* start GIVEN RECORDS *
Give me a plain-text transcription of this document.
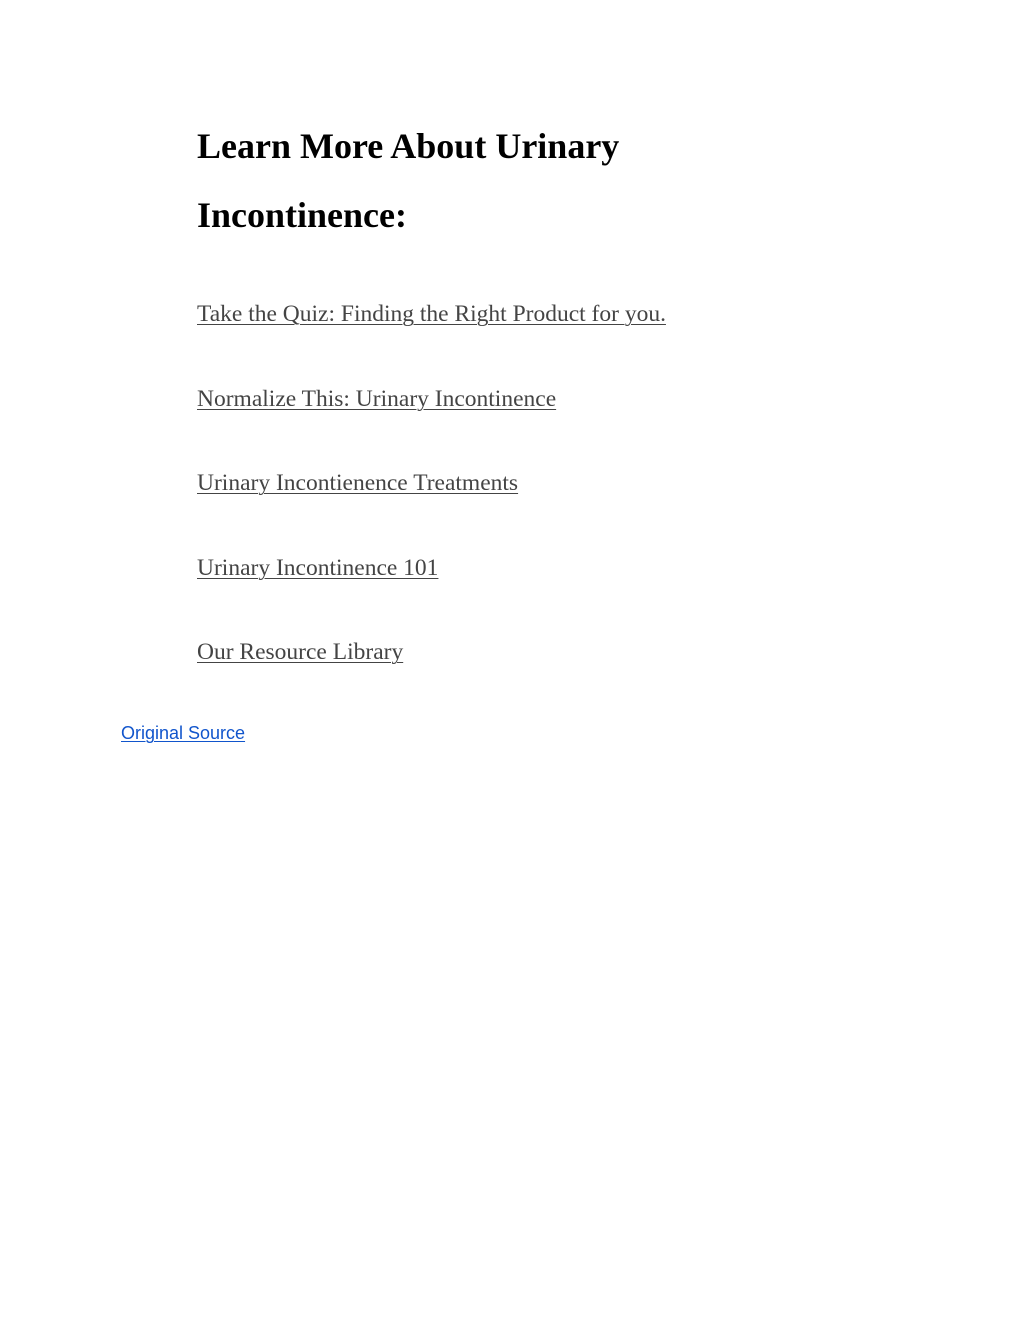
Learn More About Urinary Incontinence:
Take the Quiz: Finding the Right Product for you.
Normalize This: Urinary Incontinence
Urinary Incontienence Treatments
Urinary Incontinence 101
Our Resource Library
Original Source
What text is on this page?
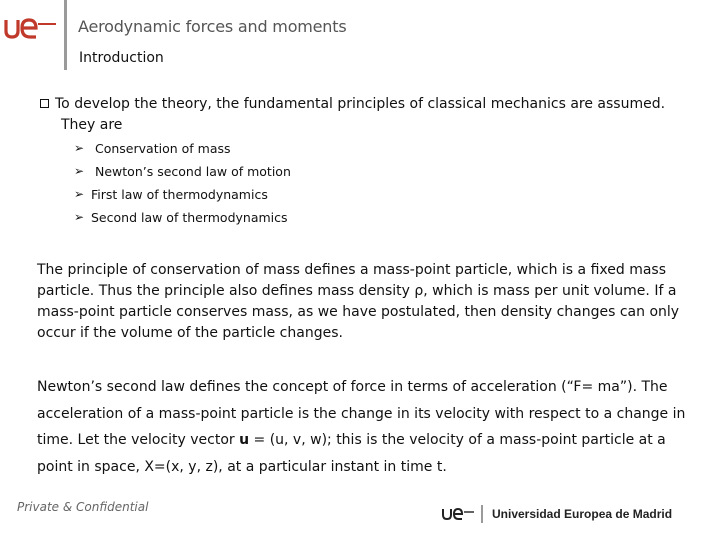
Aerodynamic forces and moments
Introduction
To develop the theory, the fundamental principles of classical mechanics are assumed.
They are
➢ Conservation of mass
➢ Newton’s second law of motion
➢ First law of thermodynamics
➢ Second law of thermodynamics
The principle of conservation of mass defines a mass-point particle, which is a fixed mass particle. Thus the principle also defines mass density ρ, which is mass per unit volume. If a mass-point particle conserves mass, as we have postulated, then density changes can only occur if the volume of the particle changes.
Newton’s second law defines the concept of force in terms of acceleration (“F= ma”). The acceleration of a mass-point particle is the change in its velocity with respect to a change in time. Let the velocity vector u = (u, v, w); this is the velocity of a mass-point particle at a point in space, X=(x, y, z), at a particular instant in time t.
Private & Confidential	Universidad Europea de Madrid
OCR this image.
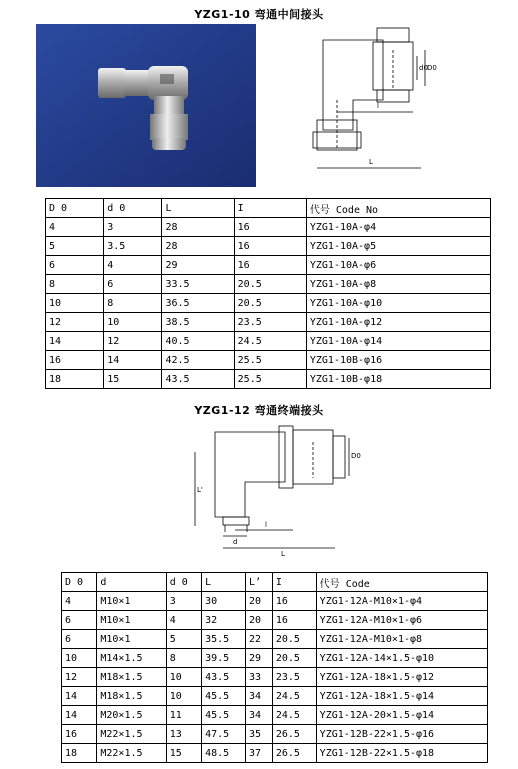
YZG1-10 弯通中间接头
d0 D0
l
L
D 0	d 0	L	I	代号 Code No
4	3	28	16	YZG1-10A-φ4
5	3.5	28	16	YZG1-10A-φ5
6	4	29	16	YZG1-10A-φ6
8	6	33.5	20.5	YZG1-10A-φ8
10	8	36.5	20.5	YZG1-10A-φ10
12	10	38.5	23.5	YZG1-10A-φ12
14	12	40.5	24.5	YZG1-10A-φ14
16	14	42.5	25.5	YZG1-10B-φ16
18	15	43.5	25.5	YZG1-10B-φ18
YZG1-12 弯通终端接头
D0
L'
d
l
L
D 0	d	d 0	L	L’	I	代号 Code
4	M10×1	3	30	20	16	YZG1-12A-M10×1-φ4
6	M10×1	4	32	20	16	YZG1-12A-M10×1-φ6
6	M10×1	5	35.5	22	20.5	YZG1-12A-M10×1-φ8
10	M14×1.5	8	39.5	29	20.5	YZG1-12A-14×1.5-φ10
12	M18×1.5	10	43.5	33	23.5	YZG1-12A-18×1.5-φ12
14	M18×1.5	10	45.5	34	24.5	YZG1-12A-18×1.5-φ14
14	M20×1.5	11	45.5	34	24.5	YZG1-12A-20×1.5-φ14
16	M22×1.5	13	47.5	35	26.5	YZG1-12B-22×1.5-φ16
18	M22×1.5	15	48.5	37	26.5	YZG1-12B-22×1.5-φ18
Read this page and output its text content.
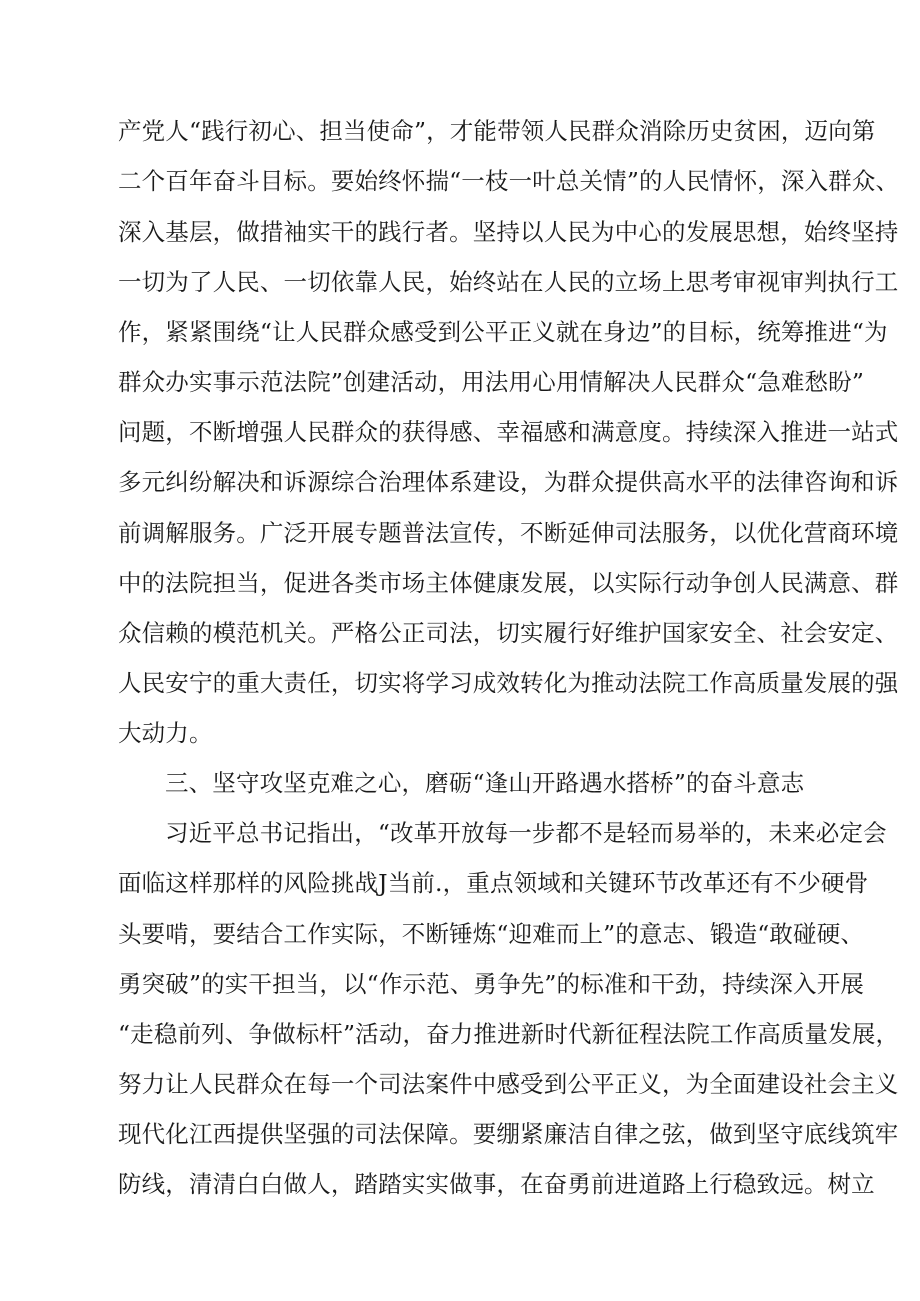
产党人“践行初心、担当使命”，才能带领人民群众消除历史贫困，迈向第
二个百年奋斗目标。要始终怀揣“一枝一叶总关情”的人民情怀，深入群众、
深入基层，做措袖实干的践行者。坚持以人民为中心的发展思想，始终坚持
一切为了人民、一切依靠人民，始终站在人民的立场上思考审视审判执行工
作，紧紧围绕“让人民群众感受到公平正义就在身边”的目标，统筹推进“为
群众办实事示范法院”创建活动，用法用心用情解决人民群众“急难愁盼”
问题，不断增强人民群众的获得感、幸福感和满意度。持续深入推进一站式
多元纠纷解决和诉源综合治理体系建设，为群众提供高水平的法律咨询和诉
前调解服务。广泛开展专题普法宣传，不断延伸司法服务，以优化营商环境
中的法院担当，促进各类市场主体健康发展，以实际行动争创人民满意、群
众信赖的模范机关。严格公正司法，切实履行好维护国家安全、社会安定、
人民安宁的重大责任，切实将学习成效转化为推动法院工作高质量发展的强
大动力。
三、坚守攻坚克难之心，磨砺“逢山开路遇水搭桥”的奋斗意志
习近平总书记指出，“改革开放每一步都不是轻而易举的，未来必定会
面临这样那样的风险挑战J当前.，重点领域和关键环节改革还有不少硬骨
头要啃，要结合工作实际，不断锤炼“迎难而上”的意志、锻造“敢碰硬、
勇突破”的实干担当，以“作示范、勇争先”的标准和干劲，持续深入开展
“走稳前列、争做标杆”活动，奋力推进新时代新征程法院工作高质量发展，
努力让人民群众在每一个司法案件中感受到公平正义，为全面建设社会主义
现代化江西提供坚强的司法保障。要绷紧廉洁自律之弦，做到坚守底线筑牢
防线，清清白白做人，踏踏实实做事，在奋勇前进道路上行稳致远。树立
* end GIVEN RECORDS *
> **EXERCISE DESCRIPTION**: Output only the lines running from the line with "Read this page and output its text content." through the last line of the entries above, inclusive, with pictures excluded.

> **COMPLETED EXERCISE**:
Read this page and output its text content.
产党人“践行初心、担当使命”，才能带领人民群众消除历史贫困，迈向第
二个百年奋斗目标。要始终怀揣“一枝一叶总关情”的人民情怀，深入群众、
深入基层，做措袖实干的践行者。坚持以人民为中心的发展思想，始终坚持
一切为了人民、一切依靠人民，始终站在人民的立场上思考审视审判执行工
作，紧紧围绕“让人民群众感受到公平正义就在身边”的目标，统筹推进“为
群众办实事示范法院”创建活动，用法用心用情解决人民群众“急难愁盼”
问题，不断增强人民群众的获得感、幸福感和满意度。持续深入推进一站式
多元纠纷解决和诉源综合治理体系建设，为群众提供高水平的法律咨询和诉
前调解服务。广泛开展专题普法宣传，不断延伸司法服务，以优化营商环境
中的法院担当，促进各类市场主体健康发展，以实际行动争创人民满意、群
众信赖的模范机关。严格公正司法，切实履行好维护国家安全、社会安定、
人民安宁的重大责任，切实将学习成效转化为推动法院工作高质量发展的强
大动力。
三、坚守攻坚克难之心，磨砺“逢山开路遇水搭桥”的奋斗意志
习近平总书记指出，“改革开放每一步都不是轻而易举的，未来必定会
面临这样那样的风险挑战J当前.，重点领域和关键环节改革还有不少硬骨
头要啃，要结合工作实际，不断锤炼“迎难而上”的意志、锻造“敢碰硬、
勇突破”的实干担当，以“作示范、勇争先”的标准和干劲，持续深入开展
“走稳前列、争做标杆”活动，奋力推进新时代新征程法院工作高质量发展，
努力让人民群众在每一个司法案件中感受到公平正义，为全面建设社会主义
现代化江西提供坚强的司法保障。要绷紧廉洁自律之弦，做到坚守底线筑牢
防线，清清白白做人，踏踏实实做事，在奋勇前进道路上行稳致远。树立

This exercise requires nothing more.